## WHAT NEEDS TO BE DONE
Extend the personal essay "Remember the Phoenix" below, on meditation and a hard day, beginning right after its final sentence.

Remember the Phoenix

I learned that today. I listen to college level courses at The Great Courses and today I was listening to “Mind, Body Medicine: new science of optimal health” and in the lesson the instructor said something like this:

Never forget the phoenix for the ashes.

I’ve heard that or similar sayings before. I had just spent the last 3 hours trying not to break down and cry after pouring some coffee for myself. And no, I did not spill it. But I did sit down and realize I need to get on top of what was happening with me quickly. I took my prescribed medications for these situations.

I don’t remember how exactly I managed it but I went through the part of my lesson for today and started meditating. No, I’m not religious in any way. But, meditation is a discipline unto itself and is time tested to heal the human mind. I’m willing to give it a go. So I spent the 30 seconds I was able to focus on sitting down when I stood up to try again. Why? The lecturer said I could if I wanted to. So I did.

Oh, yes, the lecture was partly on meditation. I forgot my address today. My social security number two days ago and my phone number and my soc number mixed together (the first three numbers are the same, just in different ways.). So, forgive me for getting this mixed up. Oh my stars. (Thank you Bewitched)

## SUPPLIED INFORMATION
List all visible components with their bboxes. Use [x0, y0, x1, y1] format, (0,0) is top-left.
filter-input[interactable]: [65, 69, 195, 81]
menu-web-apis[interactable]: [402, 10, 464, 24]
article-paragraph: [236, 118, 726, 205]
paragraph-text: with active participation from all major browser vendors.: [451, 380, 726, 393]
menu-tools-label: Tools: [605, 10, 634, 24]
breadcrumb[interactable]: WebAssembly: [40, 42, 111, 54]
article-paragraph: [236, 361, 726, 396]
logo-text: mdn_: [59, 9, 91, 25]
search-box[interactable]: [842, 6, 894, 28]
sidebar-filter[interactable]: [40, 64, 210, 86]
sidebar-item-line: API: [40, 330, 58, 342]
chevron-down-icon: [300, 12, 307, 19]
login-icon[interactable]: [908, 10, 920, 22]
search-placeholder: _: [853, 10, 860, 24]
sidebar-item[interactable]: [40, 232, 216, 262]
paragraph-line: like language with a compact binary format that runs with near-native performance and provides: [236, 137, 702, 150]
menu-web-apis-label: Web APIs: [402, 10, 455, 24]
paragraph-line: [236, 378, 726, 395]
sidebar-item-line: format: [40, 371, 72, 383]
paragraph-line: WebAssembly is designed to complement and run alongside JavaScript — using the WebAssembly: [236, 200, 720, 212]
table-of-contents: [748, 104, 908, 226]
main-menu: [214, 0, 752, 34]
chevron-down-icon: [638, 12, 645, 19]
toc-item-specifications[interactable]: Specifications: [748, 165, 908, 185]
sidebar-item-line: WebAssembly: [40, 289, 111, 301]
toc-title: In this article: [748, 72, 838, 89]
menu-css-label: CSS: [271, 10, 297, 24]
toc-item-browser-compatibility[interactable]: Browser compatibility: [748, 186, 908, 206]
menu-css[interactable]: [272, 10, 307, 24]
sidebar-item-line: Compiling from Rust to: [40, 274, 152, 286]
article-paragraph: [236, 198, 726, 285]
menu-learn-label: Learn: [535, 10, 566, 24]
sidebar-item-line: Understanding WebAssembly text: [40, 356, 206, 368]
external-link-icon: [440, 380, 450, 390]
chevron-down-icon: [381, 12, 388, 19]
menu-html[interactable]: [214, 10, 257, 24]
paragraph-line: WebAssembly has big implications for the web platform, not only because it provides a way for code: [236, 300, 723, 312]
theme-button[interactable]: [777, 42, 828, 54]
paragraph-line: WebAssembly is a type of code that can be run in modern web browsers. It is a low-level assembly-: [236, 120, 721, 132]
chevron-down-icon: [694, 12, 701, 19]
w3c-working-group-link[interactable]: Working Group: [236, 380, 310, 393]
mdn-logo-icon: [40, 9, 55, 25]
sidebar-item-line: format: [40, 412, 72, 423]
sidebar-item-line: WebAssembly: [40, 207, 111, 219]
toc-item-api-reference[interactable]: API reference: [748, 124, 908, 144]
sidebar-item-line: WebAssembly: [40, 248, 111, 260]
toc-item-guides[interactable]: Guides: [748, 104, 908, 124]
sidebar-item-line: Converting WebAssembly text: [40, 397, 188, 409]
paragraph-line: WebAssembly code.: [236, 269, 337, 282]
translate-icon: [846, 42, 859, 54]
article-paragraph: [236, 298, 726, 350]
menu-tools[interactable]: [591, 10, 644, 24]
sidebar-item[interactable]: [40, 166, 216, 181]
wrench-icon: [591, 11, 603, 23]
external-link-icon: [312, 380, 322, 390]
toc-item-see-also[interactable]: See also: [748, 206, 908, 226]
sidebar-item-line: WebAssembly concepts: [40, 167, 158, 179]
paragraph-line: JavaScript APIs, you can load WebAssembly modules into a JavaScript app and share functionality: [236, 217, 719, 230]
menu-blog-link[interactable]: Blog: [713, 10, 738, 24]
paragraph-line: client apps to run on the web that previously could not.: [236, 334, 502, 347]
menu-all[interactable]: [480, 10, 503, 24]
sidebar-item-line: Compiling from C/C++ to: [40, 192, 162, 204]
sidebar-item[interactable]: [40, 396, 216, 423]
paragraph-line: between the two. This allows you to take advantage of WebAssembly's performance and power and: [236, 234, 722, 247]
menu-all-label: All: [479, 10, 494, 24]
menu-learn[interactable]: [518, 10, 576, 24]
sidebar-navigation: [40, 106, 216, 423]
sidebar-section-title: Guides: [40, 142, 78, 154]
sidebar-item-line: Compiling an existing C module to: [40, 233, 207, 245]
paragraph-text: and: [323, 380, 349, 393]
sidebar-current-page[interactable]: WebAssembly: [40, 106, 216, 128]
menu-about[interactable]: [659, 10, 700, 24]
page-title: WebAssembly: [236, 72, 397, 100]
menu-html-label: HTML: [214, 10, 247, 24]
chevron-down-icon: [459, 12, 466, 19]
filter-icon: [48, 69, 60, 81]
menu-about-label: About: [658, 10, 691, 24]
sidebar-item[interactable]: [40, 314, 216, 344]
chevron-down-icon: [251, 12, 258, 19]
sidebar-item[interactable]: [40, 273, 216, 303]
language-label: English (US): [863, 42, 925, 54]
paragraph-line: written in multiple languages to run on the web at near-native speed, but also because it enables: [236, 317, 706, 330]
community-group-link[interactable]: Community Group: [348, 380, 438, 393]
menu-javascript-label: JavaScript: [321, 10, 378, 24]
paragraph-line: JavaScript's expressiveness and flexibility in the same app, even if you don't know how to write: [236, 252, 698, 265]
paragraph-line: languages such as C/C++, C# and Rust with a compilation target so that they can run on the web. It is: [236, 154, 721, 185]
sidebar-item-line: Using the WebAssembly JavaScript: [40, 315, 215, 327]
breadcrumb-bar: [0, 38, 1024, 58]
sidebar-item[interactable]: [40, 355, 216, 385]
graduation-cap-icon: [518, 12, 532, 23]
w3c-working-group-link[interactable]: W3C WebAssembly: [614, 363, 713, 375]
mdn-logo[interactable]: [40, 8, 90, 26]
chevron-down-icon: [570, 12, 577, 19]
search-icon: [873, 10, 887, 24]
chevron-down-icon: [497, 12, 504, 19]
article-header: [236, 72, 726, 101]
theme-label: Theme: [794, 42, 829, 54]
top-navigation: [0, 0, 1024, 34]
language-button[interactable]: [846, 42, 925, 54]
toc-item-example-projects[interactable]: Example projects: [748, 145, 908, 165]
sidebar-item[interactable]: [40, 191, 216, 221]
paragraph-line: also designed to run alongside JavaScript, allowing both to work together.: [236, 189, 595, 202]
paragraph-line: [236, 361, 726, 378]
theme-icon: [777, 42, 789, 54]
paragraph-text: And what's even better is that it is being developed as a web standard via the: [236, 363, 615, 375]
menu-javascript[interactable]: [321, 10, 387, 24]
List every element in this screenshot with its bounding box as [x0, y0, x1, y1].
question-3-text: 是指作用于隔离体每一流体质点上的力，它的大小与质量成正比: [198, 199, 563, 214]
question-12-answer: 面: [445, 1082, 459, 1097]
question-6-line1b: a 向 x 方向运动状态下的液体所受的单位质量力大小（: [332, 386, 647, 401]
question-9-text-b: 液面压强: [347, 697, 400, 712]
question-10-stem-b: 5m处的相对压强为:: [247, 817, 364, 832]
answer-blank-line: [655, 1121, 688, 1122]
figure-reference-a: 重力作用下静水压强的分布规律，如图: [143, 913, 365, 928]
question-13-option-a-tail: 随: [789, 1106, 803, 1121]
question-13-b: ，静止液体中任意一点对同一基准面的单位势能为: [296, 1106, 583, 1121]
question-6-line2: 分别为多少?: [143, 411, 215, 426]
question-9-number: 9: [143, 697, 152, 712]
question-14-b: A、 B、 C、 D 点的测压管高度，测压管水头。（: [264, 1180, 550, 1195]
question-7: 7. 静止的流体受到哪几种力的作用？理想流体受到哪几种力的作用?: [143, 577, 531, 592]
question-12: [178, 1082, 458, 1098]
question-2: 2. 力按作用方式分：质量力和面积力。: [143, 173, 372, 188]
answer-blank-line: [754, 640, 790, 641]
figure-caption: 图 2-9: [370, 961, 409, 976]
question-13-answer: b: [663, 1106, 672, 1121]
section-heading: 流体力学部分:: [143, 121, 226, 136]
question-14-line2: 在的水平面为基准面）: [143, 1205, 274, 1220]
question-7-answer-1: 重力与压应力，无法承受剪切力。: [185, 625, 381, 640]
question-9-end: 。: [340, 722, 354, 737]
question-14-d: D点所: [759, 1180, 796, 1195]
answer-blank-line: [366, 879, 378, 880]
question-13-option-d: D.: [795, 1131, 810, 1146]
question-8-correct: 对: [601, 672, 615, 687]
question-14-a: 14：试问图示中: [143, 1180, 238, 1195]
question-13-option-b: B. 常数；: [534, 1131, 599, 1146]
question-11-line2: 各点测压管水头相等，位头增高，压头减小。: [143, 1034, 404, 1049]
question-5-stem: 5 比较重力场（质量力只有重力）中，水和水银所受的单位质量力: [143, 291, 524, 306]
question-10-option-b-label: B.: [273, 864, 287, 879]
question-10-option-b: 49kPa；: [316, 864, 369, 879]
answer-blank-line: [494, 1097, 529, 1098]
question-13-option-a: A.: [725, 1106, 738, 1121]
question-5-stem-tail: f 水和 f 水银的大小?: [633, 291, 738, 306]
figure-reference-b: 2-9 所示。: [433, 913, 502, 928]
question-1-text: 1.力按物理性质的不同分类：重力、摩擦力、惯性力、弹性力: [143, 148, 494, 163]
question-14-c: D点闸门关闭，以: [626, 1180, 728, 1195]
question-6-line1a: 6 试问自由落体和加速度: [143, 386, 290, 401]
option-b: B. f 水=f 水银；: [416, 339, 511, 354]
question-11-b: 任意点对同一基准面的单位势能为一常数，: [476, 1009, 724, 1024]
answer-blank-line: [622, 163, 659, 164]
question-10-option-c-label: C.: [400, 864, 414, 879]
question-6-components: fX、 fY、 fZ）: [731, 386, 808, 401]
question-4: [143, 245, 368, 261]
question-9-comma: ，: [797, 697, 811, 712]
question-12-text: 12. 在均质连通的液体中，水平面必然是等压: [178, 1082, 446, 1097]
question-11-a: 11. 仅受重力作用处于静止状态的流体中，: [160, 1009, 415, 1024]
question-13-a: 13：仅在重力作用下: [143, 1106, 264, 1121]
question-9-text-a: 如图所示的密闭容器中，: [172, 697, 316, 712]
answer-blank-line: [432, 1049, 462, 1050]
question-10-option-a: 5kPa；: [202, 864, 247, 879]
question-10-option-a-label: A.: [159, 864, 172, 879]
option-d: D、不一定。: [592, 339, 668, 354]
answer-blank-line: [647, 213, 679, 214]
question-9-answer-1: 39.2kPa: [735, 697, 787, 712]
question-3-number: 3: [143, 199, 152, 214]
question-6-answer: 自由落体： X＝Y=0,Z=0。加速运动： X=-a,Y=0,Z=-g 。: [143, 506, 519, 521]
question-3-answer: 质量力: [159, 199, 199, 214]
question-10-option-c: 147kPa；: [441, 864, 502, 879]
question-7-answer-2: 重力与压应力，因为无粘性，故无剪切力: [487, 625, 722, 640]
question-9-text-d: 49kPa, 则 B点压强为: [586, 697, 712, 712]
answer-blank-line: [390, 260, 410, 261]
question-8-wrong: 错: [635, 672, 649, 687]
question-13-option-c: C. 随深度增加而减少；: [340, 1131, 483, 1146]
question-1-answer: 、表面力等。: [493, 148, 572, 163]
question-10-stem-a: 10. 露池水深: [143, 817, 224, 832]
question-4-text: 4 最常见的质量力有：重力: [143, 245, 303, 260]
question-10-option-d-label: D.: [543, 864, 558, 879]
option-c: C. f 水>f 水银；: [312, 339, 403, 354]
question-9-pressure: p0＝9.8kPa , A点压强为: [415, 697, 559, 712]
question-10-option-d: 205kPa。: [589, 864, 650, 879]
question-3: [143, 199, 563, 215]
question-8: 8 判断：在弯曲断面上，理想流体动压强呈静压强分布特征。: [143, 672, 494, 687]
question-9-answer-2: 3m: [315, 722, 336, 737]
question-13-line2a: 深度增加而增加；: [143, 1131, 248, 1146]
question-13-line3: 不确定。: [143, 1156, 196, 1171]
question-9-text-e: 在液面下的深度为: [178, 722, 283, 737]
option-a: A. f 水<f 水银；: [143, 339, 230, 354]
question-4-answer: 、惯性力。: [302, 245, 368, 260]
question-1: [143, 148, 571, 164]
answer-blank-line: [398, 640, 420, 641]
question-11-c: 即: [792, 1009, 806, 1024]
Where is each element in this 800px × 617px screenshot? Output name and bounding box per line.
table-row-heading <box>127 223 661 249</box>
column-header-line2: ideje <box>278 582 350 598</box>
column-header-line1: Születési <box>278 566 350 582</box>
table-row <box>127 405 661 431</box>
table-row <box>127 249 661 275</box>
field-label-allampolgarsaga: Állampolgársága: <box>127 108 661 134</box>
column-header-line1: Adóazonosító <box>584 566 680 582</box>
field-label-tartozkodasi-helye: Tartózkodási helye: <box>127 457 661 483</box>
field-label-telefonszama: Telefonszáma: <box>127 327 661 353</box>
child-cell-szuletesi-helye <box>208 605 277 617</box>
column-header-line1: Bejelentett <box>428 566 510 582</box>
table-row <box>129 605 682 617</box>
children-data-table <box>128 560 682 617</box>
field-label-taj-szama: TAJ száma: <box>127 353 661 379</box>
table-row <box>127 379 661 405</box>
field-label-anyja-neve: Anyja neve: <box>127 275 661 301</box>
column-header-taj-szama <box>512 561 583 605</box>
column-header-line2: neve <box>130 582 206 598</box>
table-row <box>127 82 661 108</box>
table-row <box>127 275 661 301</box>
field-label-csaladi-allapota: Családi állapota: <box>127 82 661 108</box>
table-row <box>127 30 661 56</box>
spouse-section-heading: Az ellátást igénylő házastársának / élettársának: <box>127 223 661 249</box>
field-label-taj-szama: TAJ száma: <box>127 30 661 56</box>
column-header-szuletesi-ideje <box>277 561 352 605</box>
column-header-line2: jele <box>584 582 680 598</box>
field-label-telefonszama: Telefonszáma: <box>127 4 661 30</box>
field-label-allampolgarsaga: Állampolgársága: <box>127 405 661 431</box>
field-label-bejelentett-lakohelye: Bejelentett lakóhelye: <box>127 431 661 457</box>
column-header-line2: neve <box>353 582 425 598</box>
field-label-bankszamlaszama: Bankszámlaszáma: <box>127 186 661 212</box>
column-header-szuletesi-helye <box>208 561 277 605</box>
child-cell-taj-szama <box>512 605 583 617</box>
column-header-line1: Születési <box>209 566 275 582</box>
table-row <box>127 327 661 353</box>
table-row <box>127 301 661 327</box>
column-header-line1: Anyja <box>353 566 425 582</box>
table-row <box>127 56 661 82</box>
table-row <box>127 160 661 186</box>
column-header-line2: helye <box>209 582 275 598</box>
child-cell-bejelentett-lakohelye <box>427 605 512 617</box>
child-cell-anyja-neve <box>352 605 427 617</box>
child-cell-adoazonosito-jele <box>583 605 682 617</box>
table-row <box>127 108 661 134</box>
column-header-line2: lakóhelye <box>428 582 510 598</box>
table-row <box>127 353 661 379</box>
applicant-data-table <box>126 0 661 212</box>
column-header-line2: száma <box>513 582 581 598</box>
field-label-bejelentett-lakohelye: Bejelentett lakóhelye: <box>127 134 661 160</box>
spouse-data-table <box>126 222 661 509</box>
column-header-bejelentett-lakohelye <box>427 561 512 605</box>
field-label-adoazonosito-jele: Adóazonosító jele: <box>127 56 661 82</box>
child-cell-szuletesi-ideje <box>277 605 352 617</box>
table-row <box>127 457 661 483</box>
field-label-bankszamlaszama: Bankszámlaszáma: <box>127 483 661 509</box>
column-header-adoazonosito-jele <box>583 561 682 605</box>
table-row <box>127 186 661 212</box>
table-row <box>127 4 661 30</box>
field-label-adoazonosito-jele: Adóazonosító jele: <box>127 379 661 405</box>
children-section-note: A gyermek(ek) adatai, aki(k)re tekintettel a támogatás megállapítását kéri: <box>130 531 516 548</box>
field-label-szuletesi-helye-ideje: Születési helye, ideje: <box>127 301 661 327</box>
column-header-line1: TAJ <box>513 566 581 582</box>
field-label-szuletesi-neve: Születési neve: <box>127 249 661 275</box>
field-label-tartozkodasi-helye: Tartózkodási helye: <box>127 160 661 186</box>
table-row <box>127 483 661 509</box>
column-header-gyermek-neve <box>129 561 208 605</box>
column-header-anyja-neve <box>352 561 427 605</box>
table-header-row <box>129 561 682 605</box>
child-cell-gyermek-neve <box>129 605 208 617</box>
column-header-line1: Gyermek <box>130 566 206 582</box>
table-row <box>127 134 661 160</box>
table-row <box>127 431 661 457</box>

## EXERCISE OUTPUT
Then I looked at my puppy Bailey and remembered that she’s learning to be my companion/service dog. I needed to let her be that for me now. I trained her. It’s great because our attention spans are about the same. 5-15 minutes tops. We trained three times today. The last time she carried a piece of mail from the mailbox all the way to the house, in the house and up the stairs. Wow! This was only the second time I’ve tried to get her to carry the mail. She did it the first time, but I got it from her at the door.

So Bailey and a bird called the Phoenix reminded me that I need to take care of myself every minute.

My father is 73 and has a two inch spot in his lung. We’ve had our differences and aren’t buddies, but… he’s my dad.

I would like to not have ADHD so I can deal with one thing at a time, one thing at a time. Uhh… Makes me crazy. Me, my brain… makes me “crazy”.

Peace to the Phoenix. More soon my friend.

Bipolar – The Friend That Never Leaves

Well, she does rather enjoy chasing and eating leaves. There are no leaves on my back porch.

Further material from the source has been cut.